**Challenge:**
Find the string "Ayam" in the entries and copy each line that has it.

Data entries
━━━━━━━━━━

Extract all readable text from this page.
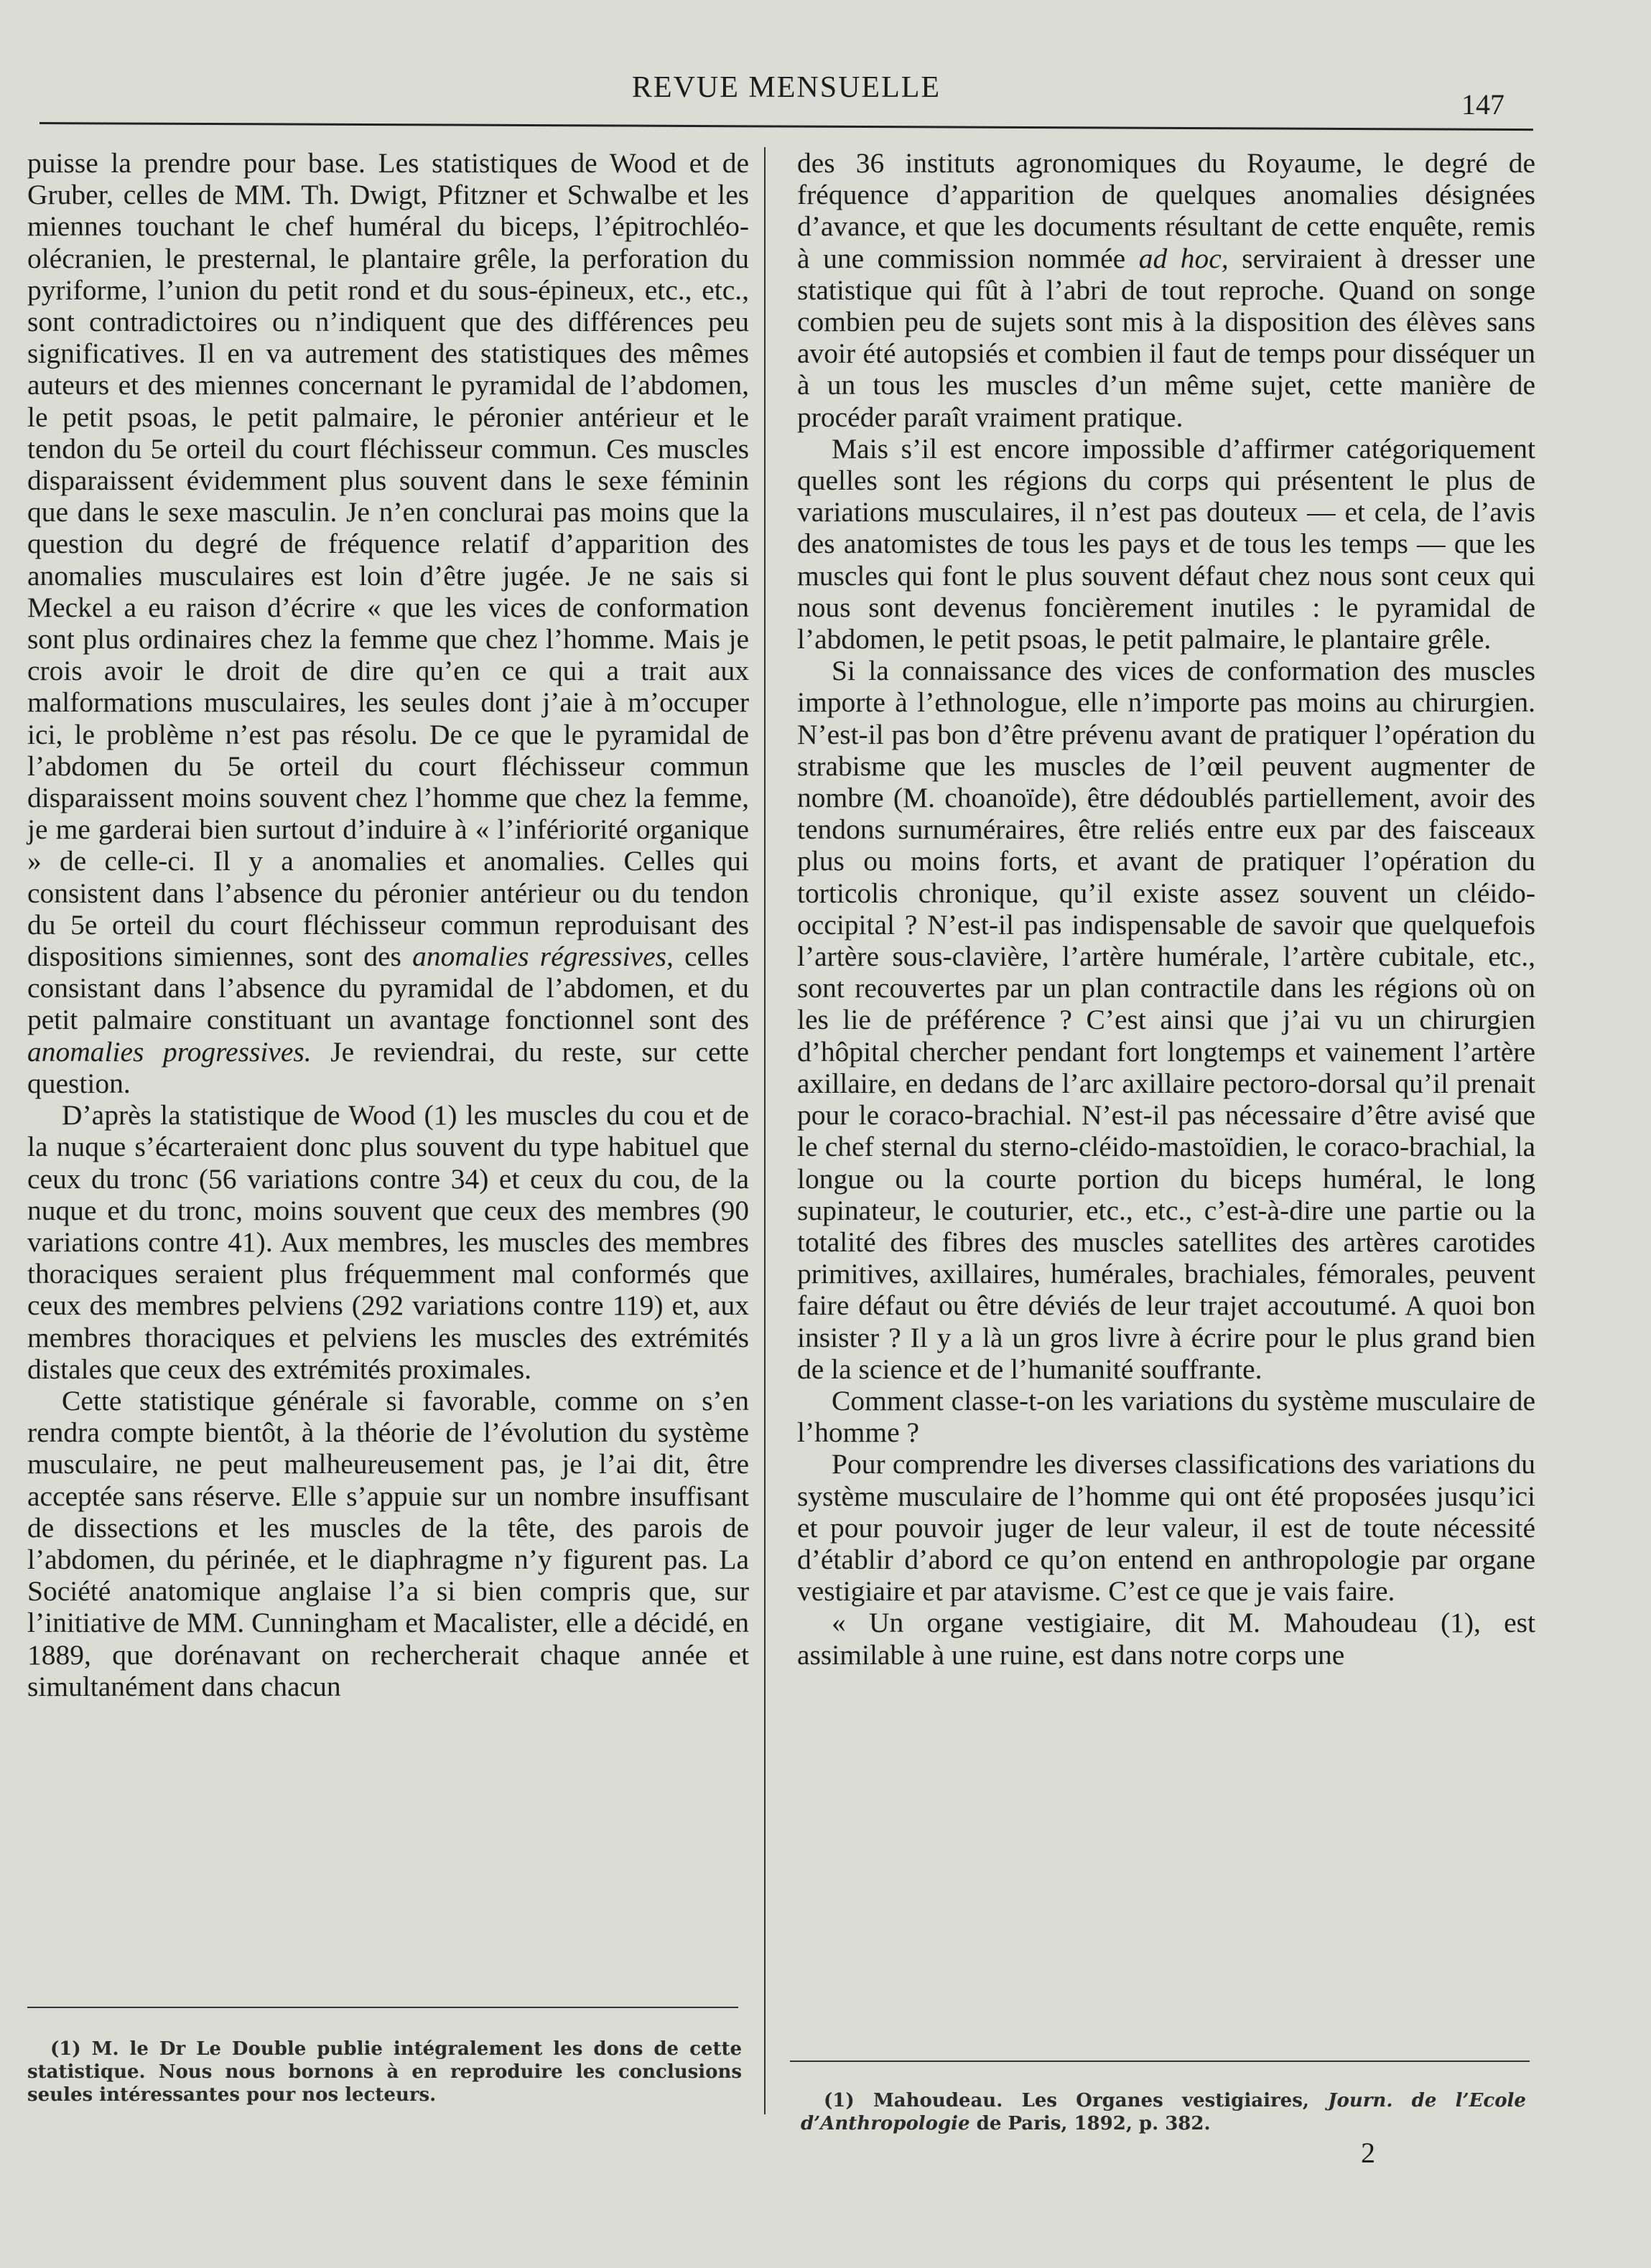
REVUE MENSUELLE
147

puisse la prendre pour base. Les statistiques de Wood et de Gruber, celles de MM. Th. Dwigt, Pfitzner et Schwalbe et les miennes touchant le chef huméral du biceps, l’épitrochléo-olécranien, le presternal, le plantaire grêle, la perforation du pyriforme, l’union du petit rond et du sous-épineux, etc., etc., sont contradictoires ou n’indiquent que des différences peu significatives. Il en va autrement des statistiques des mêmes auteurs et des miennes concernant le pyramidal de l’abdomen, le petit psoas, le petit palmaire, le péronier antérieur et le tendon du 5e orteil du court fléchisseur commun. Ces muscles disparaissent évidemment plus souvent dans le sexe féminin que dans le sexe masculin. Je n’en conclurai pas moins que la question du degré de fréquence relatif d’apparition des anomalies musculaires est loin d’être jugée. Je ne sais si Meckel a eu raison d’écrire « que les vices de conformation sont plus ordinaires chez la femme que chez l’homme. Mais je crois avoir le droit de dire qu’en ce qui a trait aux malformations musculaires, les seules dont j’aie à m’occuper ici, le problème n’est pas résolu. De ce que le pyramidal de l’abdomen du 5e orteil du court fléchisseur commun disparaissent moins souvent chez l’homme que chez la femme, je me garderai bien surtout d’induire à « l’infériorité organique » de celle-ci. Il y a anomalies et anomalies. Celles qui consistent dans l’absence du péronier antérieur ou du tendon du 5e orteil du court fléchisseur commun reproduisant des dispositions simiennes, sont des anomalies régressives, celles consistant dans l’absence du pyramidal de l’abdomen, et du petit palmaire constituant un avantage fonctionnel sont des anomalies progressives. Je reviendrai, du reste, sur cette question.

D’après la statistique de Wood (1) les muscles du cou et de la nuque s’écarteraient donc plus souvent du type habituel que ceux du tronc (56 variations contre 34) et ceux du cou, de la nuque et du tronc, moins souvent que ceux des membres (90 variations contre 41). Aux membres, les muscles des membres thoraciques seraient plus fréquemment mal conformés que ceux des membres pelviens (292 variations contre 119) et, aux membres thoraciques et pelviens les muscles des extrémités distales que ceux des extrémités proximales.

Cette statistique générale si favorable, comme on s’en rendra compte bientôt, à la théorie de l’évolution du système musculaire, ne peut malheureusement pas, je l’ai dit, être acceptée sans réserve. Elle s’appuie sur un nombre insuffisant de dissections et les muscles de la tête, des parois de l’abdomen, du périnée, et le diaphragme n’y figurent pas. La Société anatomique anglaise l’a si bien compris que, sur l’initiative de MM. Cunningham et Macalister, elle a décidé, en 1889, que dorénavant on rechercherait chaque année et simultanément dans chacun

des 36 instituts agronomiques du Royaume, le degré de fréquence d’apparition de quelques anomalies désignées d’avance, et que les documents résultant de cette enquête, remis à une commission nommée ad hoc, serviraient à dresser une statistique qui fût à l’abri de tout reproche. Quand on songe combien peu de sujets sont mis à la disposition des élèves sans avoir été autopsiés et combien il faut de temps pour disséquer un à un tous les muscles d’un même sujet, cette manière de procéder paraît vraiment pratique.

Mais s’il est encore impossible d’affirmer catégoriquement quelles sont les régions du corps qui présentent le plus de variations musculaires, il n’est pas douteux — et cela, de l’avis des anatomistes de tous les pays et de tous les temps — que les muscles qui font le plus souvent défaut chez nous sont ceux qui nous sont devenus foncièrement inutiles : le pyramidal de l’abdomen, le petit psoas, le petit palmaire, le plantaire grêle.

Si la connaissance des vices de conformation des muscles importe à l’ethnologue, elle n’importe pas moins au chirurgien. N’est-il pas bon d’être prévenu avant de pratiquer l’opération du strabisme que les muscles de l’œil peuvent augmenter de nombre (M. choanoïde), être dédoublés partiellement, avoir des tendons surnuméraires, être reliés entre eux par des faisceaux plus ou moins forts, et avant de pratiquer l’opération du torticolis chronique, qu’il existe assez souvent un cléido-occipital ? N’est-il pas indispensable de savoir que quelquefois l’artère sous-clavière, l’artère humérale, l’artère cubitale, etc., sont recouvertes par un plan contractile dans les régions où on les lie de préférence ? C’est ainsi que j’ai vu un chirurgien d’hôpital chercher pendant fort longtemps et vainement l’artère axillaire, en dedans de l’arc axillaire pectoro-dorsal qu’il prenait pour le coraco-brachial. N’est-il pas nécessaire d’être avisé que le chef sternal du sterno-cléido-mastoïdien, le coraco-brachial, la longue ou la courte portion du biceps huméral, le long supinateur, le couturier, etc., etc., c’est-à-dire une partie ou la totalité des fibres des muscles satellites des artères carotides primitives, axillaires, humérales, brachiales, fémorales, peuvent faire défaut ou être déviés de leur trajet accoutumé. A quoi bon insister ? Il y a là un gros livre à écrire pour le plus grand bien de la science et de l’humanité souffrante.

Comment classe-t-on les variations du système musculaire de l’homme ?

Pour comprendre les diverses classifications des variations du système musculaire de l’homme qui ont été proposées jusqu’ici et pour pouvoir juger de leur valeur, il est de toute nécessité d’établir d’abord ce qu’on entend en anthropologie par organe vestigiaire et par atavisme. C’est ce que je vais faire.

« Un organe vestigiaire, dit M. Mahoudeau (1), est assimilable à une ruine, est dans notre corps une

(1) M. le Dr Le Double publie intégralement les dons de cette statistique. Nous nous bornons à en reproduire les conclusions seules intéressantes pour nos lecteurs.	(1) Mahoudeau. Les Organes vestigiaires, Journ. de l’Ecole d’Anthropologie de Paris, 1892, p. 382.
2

━━━━━━━━━━

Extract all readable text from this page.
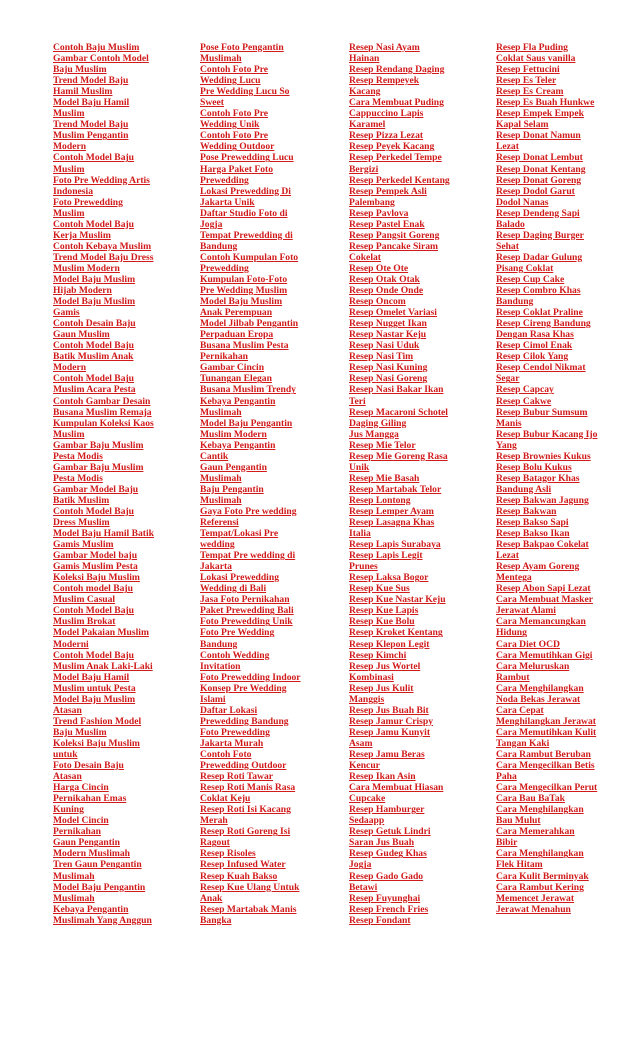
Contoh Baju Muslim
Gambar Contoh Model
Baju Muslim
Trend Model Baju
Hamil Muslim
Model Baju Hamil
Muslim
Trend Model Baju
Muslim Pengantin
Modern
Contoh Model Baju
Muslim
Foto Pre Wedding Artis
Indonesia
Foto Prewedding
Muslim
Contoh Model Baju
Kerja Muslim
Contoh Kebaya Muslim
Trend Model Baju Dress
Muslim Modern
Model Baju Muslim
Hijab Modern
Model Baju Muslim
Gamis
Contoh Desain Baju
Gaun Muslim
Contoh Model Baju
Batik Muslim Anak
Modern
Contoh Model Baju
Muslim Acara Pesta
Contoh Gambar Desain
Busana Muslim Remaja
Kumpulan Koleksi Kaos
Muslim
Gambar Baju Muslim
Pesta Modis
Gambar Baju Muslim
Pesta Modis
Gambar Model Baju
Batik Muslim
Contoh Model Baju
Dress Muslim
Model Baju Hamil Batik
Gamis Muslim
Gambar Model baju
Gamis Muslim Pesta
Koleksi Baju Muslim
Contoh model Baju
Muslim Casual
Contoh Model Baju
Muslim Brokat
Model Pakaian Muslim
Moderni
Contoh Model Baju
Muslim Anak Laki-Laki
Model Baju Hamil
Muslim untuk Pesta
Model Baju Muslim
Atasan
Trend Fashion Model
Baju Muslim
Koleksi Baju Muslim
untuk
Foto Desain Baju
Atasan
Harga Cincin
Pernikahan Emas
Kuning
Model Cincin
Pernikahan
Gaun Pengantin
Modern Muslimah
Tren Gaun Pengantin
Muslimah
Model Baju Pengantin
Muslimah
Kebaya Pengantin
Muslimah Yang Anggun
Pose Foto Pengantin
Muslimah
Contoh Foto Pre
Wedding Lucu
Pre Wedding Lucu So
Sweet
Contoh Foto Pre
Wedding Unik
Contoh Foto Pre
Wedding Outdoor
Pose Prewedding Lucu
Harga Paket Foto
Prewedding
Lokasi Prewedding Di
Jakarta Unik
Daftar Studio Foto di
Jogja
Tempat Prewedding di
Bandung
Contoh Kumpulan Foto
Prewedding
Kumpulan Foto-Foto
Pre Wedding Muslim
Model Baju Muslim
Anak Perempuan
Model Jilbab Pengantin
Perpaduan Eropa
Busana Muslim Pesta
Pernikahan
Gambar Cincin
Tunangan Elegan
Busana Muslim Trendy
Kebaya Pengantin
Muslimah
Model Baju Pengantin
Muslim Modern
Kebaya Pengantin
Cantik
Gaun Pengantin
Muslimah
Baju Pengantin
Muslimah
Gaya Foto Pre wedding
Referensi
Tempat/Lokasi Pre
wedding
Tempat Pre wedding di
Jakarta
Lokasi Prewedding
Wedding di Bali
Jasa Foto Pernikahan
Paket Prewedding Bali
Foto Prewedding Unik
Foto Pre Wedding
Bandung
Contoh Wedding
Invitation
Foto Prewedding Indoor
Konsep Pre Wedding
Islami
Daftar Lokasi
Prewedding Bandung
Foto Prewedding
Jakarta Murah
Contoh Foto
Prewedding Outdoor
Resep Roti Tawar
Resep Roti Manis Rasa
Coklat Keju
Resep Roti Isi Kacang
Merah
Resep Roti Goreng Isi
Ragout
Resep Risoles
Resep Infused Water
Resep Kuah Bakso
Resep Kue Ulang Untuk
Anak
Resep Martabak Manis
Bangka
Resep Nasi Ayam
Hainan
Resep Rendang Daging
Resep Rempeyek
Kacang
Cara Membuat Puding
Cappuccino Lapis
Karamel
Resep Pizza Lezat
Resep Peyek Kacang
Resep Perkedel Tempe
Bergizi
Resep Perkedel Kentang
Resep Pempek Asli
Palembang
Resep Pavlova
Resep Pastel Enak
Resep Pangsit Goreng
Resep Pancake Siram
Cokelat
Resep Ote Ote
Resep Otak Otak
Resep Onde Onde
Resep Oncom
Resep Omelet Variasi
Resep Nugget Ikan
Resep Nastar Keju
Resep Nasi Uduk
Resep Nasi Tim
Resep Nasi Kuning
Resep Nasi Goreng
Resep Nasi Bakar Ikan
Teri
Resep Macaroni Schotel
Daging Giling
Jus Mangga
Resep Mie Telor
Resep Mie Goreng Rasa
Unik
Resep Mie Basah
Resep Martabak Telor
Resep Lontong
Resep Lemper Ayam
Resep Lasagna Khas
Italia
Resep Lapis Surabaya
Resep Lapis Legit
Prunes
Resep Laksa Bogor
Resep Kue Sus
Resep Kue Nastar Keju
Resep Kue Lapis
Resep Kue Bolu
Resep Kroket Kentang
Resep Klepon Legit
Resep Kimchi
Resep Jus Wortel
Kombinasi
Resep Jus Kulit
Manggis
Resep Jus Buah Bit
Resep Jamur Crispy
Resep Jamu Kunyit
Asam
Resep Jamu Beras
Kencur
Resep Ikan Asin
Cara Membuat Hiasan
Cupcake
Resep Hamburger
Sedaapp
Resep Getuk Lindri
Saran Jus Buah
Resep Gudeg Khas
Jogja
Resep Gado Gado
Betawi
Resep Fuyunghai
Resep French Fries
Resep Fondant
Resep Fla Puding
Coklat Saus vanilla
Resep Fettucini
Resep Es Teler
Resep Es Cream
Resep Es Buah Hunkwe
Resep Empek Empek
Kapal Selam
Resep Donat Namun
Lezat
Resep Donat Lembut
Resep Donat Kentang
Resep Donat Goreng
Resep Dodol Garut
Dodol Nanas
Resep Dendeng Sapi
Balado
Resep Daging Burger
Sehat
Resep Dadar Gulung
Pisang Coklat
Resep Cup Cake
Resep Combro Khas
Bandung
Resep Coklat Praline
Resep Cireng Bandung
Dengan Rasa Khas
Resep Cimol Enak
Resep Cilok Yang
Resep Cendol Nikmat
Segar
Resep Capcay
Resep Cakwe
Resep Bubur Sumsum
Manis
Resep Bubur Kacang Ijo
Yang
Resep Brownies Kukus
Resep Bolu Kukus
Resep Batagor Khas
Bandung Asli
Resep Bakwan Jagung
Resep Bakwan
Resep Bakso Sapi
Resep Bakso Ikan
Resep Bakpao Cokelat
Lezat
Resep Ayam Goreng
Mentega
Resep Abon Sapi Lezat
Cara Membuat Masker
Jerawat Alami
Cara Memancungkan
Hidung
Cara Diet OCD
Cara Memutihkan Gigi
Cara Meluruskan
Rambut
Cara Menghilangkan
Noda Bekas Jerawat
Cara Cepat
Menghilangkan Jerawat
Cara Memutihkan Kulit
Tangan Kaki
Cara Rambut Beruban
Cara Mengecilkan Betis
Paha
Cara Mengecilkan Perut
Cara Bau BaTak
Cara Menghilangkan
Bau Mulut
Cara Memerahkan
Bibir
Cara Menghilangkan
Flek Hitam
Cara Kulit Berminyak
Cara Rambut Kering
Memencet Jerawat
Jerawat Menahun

━━━━━━━━━━

**The result:**
Resep Nasi Ayam
Resep Lemper Ayam
Resep Ayam Goreng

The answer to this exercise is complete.